* [SHORT TASK] Track down every line below that holds "Pradesh" and copy it.

--- start of STORED RECORDS ---

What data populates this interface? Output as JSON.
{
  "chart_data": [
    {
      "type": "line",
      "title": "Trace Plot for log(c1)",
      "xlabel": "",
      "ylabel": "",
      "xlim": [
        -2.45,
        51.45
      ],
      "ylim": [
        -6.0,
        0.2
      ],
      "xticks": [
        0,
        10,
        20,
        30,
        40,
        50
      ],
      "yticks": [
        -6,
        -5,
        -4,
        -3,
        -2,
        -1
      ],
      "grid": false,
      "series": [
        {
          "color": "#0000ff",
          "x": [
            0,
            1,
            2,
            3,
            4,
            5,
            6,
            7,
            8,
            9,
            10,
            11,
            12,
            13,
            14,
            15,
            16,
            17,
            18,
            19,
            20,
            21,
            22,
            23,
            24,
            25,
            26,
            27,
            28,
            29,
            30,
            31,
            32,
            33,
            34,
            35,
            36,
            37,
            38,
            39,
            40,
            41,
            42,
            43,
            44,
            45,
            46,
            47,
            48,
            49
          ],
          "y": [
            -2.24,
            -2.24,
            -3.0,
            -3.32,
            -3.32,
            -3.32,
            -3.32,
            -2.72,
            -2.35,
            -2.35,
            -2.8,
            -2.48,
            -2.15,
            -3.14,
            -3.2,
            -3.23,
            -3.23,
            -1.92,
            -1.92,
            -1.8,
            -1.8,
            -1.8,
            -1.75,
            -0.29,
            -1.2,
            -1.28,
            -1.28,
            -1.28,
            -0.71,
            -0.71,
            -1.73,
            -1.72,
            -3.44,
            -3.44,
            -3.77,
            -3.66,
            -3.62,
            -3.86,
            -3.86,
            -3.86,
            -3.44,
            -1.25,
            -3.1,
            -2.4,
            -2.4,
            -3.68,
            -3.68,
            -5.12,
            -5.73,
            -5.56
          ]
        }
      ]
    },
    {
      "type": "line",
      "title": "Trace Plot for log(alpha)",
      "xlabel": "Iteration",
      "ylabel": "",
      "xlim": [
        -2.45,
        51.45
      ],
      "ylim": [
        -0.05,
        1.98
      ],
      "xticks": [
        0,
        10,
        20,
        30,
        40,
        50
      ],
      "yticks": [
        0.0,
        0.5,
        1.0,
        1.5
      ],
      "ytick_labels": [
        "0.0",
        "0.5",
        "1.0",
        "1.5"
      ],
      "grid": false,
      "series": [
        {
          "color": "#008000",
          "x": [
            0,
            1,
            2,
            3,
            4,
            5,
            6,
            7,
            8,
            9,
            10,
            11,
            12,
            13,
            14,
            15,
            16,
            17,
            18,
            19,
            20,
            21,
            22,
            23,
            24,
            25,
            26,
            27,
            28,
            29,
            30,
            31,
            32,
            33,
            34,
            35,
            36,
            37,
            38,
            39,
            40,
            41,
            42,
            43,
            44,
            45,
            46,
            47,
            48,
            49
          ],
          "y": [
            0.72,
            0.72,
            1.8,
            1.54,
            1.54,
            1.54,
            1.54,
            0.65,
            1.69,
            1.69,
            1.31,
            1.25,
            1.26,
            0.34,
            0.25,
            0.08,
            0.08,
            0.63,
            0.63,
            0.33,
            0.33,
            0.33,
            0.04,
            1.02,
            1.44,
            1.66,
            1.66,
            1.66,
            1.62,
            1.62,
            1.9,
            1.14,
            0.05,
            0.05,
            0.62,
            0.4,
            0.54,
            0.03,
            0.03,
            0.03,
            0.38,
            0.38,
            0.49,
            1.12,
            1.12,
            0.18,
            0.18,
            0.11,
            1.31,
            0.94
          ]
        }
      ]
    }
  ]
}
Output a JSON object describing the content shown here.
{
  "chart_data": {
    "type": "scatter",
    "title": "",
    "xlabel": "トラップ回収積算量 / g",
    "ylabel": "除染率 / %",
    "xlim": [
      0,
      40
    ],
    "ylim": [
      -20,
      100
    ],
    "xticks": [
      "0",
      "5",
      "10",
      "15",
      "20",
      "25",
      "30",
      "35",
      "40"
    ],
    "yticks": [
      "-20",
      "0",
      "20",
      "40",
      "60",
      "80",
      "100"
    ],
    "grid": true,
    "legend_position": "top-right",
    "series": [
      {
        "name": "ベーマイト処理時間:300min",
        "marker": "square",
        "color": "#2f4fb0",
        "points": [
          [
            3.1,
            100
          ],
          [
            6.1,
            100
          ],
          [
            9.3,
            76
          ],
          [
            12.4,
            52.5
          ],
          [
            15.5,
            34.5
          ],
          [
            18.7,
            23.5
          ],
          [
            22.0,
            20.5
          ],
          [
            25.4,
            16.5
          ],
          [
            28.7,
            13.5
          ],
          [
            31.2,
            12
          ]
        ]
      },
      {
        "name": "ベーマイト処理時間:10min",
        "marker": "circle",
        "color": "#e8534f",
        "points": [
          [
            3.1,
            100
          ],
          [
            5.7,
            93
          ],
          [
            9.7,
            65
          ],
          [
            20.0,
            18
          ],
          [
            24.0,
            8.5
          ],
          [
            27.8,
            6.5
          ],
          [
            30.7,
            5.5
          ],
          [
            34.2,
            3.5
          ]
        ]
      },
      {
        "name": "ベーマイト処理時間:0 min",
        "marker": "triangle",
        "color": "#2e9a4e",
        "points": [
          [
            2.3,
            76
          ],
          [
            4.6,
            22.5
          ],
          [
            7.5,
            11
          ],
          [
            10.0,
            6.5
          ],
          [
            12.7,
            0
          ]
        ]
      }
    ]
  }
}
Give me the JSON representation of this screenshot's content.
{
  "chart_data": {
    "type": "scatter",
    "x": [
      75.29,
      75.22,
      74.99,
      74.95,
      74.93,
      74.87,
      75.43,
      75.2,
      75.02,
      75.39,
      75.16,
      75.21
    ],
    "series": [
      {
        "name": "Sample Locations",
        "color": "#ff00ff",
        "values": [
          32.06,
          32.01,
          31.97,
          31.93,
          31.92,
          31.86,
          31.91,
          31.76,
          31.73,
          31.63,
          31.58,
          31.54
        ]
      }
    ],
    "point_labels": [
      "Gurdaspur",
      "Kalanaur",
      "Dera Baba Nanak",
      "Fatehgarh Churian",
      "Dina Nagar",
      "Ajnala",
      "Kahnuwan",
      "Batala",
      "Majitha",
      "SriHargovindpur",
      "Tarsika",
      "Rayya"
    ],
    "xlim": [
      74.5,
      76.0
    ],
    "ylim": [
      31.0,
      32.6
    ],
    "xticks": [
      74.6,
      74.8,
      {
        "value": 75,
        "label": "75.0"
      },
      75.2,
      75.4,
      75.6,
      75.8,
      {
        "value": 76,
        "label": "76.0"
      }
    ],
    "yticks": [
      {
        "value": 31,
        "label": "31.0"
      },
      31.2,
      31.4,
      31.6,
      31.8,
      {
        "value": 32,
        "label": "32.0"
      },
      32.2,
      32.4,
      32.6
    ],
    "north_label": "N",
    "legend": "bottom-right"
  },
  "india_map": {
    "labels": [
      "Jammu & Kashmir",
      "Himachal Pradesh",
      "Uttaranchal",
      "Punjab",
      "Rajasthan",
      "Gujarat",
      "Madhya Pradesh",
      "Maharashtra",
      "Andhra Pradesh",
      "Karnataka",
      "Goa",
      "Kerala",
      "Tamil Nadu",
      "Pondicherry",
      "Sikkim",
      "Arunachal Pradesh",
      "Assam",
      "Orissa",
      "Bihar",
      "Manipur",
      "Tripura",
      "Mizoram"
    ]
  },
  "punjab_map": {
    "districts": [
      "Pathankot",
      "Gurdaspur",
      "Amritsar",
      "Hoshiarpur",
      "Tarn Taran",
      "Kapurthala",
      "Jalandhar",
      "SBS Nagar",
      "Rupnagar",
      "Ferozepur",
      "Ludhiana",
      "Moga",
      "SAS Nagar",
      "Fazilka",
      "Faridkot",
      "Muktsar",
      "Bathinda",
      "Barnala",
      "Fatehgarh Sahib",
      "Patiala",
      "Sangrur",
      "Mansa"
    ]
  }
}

--- end of STORED RECORDS ---

* [TASK RESPONSE]
      "Himachal Pradesh",
      "Madhya Pradesh",
      "Andhra Pradesh",
      "Arunachal Pradesh",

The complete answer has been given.